** start RAW DATA **

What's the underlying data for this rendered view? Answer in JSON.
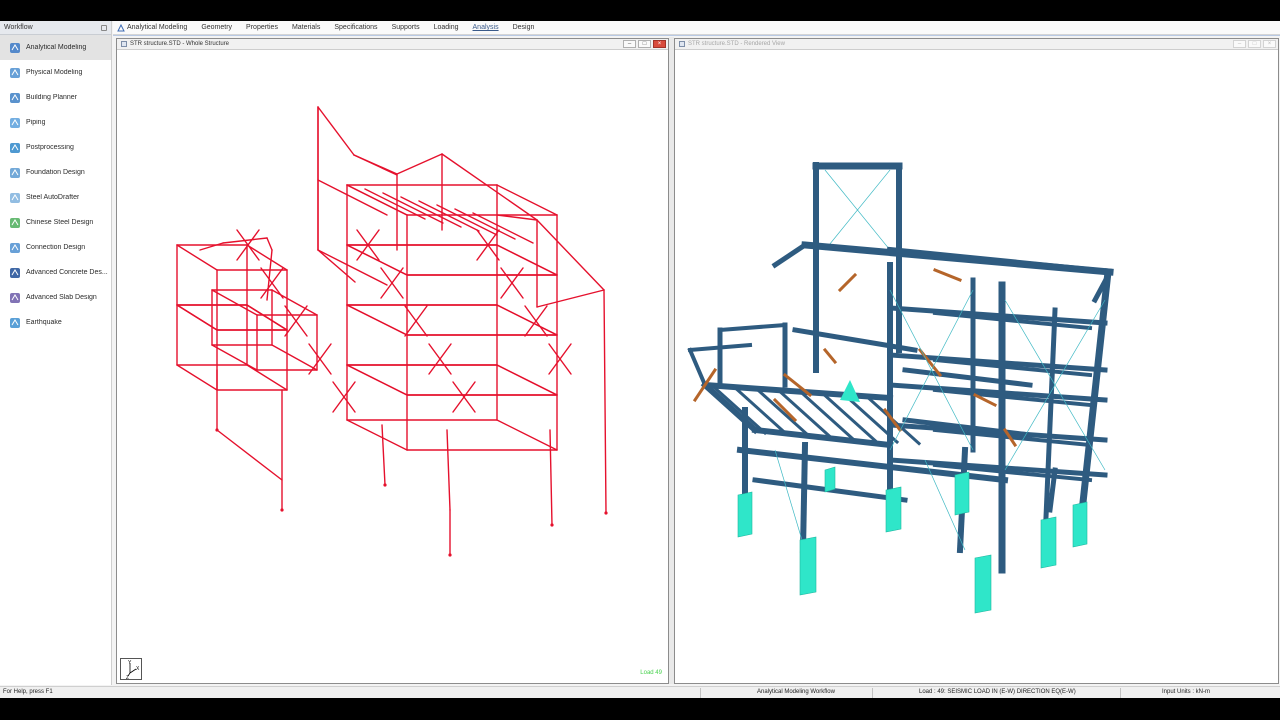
{
  "sidebar": {
    "title": "Workflow",
    "items": [
      {
        "label": "Analytical Modeling",
        "icon": "analytical-modeling-icon",
        "active": true
      },
      {
        "label": "Physical Modeling",
        "icon": "physical-modeling-icon"
      },
      {
        "label": "Building Planner",
        "icon": "building-planner-icon"
      },
      {
        "label": "Piping",
        "icon": "piping-icon"
      },
      {
        "label": "Postprocessing",
        "icon": "postprocessing-icon"
      },
      {
        "label": "Foundation Design",
        "icon": "foundation-design-icon"
      },
      {
        "label": "Steel AutoDrafter",
        "icon": "steel-autodrafter-icon"
      },
      {
        "label": "Chinese Steel Design",
        "icon": "chinese-steel-design-icon"
      },
      {
        "label": "Connection Design",
        "icon": "connection-design-icon"
      },
      {
        "label": "Advanced Concrete Des...",
        "icon": "advanced-concrete-design-icon"
      },
      {
        "label": "Advanced Slab Design",
        "icon": "advanced-slab-design-icon"
      },
      {
        "label": "Earthquake",
        "icon": "earthquake-icon"
      }
    ]
  },
  "tabs": [
    {
      "label": "Analytical Modeling"
    },
    {
      "label": "Geometry"
    },
    {
      "label": "Properties"
    },
    {
      "label": "Materials"
    },
    {
      "label": "Specifications"
    },
    {
      "label": "Supports"
    },
    {
      "label": "Loading"
    },
    {
      "label": "Analysis",
      "active": true
    },
    {
      "label": "Design"
    }
  ],
  "left_window": {
    "title": "STR structure.STD - Whole Structure",
    "load_label": "Load 49",
    "axis_labels": {
      "y": "Y",
      "x": "X",
      "z": "Z"
    }
  },
  "right_window": {
    "title": "STR structure.STD - Rendered View"
  },
  "status": {
    "help": "For Help, press F1",
    "workflow": "Analytical Modeling Workflow",
    "load": "Load : 49: SEISMIC LOAD IN (E-W) DIRECTION EQ(E-W)",
    "units": "Input Units : kN-m"
  },
  "colors": {
    "wireframe": "#e5112d",
    "steel": "#2e5b80",
    "pedestal": "#2fe6c9",
    "brace": "#b5652a"
  }
}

** end RAW DATA **

_THE EXERCISE:_ Write out all the entries again, word for word, and print no images.

_OUTPUT:_
What's the underlying data for this rendered view? Answer in JSON.
{
  "sidebar": {
    "title": "Workflow",
    "items": [
      {
        "label": "Analytical Modeling",
        "icon": "analytical-modeling-icon",
        "active": true
      },
      {
        "label": "Physical Modeling",
        "icon": "physical-modeling-icon"
      },
      {
        "label": "Building Planner",
        "icon": "building-planner-icon"
      },
      {
        "label": "Piping",
        "icon": "piping-icon"
      },
      {
        "label": "Postprocessing",
        "icon": "postprocessing-icon"
      },
      {
        "label": "Foundation Design",
        "icon": "foundation-design-icon"
      },
      {
        "label": "Steel AutoDrafter",
        "icon": "steel-autodrafter-icon"
      },
      {
        "label": "Chinese Steel Design",
        "icon": "chinese-steel-design-icon"
      },
      {
        "label": "Connection Design",
        "icon": "connection-design-icon"
      },
      {
        "label": "Advanced Concrete Des...",
        "icon": "advanced-concrete-design-icon"
      },
      {
        "label": "Advanced Slab Design",
        "icon": "advanced-slab-design-icon"
      },
      {
        "label": "Earthquake",
        "icon": "earthquake-icon"
      }
    ]
  },
  "tabs": [
    {
      "label": "Analytical Modeling"
    },
    {
      "label": "Geometry"
    },
    {
      "label": "Properties"
    },
    {
      "label": "Materials"
    },
    {
      "label": "Specifications"
    },
    {
      "label": "Supports"
    },
    {
      "label": "Loading"
    },
    {
      "label": "Analysis",
      "active": true
    },
    {
      "label": "Design"
    }
  ],
  "left_window": {
    "title": "STR structure.STD - Whole Structure",
    "load_label": "Load 49",
    "axis_labels": {
      "y": "Y",
      "x": "X",
      "z": "Z"
    }
  },
  "right_window": {
    "title": "STR structure.STD - Rendered View"
  },
  "status": {
    "help": "For Help, press F1",
    "workflow": "Analytical Modeling Workflow",
    "load": "Load : 49: SEISMIC LOAD IN (E-W) DIRECTION EQ(E-W)",
    "units": "Input Units : kN-m"
  },
  "colors": {
    "wireframe": "#e5112d",
    "steel": "#2e5b80",
    "pedestal": "#2fe6c9",
    "brace": "#b5652a"
  }
}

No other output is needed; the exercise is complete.